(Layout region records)
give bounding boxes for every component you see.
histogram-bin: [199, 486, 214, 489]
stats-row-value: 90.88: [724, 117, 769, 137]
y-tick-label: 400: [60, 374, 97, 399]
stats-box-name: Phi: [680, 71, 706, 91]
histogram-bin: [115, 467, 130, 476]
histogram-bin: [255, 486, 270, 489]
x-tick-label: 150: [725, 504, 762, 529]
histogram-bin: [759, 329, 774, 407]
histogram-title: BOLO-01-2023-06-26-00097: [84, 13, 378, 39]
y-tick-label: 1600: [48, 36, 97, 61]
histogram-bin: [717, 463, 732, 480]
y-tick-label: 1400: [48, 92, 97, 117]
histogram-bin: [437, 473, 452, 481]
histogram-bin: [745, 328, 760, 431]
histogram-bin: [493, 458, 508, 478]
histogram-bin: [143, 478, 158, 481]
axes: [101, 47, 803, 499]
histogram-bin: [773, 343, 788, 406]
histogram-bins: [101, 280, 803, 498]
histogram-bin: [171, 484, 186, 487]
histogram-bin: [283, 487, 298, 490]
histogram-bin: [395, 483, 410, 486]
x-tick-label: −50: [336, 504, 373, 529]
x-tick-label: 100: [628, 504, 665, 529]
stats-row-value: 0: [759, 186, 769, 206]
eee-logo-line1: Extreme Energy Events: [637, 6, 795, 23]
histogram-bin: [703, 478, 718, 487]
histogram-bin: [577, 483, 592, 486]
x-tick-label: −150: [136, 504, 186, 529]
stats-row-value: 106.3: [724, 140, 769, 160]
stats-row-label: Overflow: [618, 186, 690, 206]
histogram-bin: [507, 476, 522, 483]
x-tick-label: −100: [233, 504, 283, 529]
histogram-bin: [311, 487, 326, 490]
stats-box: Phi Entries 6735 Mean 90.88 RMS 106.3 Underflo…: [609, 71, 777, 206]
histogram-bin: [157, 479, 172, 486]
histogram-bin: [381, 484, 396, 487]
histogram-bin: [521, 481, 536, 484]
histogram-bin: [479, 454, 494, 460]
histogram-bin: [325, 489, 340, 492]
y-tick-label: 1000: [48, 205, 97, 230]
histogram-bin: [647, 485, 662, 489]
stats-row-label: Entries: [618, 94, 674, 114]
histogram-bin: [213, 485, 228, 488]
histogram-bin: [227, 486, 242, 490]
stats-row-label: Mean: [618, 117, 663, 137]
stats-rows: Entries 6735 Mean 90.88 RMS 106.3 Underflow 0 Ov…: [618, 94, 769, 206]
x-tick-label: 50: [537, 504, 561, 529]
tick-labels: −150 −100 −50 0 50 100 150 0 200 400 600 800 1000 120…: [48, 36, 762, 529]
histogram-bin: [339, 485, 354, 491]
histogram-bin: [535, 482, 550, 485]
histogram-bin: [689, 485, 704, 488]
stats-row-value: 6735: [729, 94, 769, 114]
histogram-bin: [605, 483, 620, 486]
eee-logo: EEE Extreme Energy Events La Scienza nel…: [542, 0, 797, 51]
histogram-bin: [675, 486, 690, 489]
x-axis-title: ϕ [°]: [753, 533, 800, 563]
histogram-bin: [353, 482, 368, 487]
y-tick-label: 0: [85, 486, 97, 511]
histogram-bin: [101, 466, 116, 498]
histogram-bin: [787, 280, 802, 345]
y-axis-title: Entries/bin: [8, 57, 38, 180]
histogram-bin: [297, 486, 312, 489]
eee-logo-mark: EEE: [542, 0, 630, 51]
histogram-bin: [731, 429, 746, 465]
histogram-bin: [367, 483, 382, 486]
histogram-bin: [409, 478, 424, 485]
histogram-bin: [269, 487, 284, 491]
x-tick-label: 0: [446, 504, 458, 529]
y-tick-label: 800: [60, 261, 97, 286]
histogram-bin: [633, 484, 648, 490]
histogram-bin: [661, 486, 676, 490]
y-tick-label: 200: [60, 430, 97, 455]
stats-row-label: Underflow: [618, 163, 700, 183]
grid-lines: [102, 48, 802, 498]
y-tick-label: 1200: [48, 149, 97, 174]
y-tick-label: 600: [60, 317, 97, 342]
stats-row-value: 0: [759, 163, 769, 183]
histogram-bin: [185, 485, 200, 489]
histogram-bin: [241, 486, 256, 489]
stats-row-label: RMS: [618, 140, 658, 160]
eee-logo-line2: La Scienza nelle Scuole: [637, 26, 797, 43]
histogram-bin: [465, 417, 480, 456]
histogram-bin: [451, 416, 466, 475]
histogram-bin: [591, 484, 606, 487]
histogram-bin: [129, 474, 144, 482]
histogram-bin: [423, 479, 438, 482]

Stated problem >>
Format every line of the records above as a JSON list of strings, with one string per line and no blank lines.

Response to this task >>
[
  "give bounding boxes for every component you see.",
  "histogram-bin: [199, 486, 214, 489]",
  "stats-row-value: 90.88: [724, 117, 769, 137]",
  "y-tick-label: 400: [60, 374, 97, 399]",
  "stats-box-name: Phi: [680, 71, 706, 91]",
  "histogram-bin: [115, 467, 130, 476]",
  "histogram-bin: [255, 486, 270, 489]",
  "x-tick-label: 150: [725, 504, 762, 529]",
  "histogram-bin: [759, 329, 774, 407]",
  "histogram-title: BOLO-01-2023-06-26-00097: [84, 13, 378, 39]",
  "y-tick-label: 1600: [48, 36, 97, 61]",
  "histogram-bin: [717, 463, 732, 480]",
  "y-tick-label: 1400: [48, 92, 97, 117]",
  "histogram-bin: [437, 473, 452, 481]",
  "histogram-bin: [745, 328, 760, 431]",
  "histogram-bin: [493, 458, 508, 478]",
  "histogram-bin: [143, 478, 158, 481]",
  "axes: [101, 47, 803, 499]",
  "histogram-bin: [773, 343, 788, 406]",
  "histogram-bins: [101, 280, 803, 498]",
  "histogram-bin: [171, 484, 186, 487]",
  "histogram-bin: [283, 487, 298, 490]",
  "histogram-bin: [395, 483, 410, 486]",
  "x-tick-label: −50: [336, 504, 373, 529]",
  "x-tick-label: 100: [628, 504, 665, 529]",
  "stats-row-value: 0: [759, 186, 769, 206]",
  "eee-logo-line1: Extreme Energy Events: [637, 6, 795, 23]",
  "histogram-bin: [703, 478, 718, 487]",
  "histogram-bin: [577, 483, 592, 486]",
  "x-tick-label: −150: [136, 504, 186, 529]",
  "stats-row-value: 106.3: [724, 140, 769, 160]",
  "stats-row-label: Overflow: [618, 186, 690, 206]",
  "histogram-bin: [507, 476, 522, 483]",
  "x-tick-label: −100: [233, 504, 283, 529]",
  "histogram-bin: [311, 487, 326, 490]",
  "stats-box: Phi Entries 6735 Mean 90.88 RMS 106.3 Underflo…: [609, 71, 777, 206]",
  "histogram-bin: [157, 479, 172, 486]",
  "histogram-bin: [381, 484, 396, 487]",
  "histogram-bin: [521, 481, 536, 484]",
  "histogram-bin: [479, 454, 494, 460]",
  "histogram-bin: [325, 489, 340, 492]",
  "y-tick-label: 1000: [48, 205, 97, 230]",
  "histogram-bin: [647, 485, 662, 489]",
  "stats-row-label: Entries: [618, 94, 674, 114]",
  "histogram-bin: [213, 485, 228, 488]",
  "histogram-bin: [227, 486, 242, 490]",
  "stats-row-label: Mean: [618, 117, 663, 137]",
  "stats-rows: Entries 6735 Mean 90.88 RMS 106.3 Underflow 0 Ov…: [618, 94, 769, 206]",
  "x-tick-label: 50: [537, 504, 561, 529]",
  "tick-labels: −150 −100 −50 0 50 100 150 0 200 400 600 800 1000 120…: [48, 36, 762, 529]",
  "histogram-bin: [339, 485, 354, 491]",
  "histogram-bin: [535, 482, 550, 485]",
  "histogram-bin: [689, 485, 704, 488]",
  "stats-row-value: 6735: [729, 94, 769, 114]",
  "histogram-bin: [605, 483, 620, 486]",
  "eee-logo: EEE Extreme Energy Events La Scienza nel…: [542, 0, 797, 51]",
  "histogram-bin: [675, 486, 690, 489]",
  "x-axis-title: ϕ [°]: [753, 533, 800, 563]",
  "histogram-bin: [353, 482, 368, 487]",
  "y-tick-label: 0: [85, 486, 97, 511]",
  "histogram-bin: [101, 466, 116, 498]",
  "histogram-bin: [787, 280, 802, 345]",
  "y-axis-title: Entries/bin: [8, 57, 38, 180]",
  "histogram-bin: [297, 486, 312, 489]",
  "eee-logo-mark: EEE: [542, 0, 630, 51]",
  "histogram-bin: [731, 429, 746, 465]",
  "histogram-bin: [367, 483, 382, 486]",
  "histogram-bin: [409, 478, 424, 485]",
  "histogram-bin: [269, 487, 284, 491]",
  "x-tick-label: 0: [446, 504, 458, 529]",
  "y-tick-label: 800: [60, 261, 97, 286]",
  "histogram-bin: [633, 484, 648, 490]",
  "histogram-bin: [661, 486, 676, 490]",
  "y-tick-label: 200: [60, 430, 97, 455]",
  "stats-row-label: Underflow: [618, 163, 700, 183]",
  "grid-lines: [102, 48, 802, 498]",
  "y-tick-label: 1200: [48, 149, 97, 174]",
  "y-tick-label: 600: [60, 317, 97, 342]",
  "stats-row-value: 0: [759, 163, 769, 183]",
  "histogram-bin: [185, 485, 200, 489]",
  "histogram-bin: [241, 486, 256, 489]",
  "stats-row-label: RMS: [618, 140, 658, 160]",
  "eee-logo-line2: La Scienza nelle Scuole: [637, 26, 797, 43]",
  "histogram-bin: [465, 417, 480, 456]",
  "histogram-bin: [451, 416, 466, 475]",
  "histogram-bin: [591, 484, 606, 487]",
  "histogram-bin: [129, 474, 144, 482]",
  "histogram-bin: [423, 479, 438, 482]"
]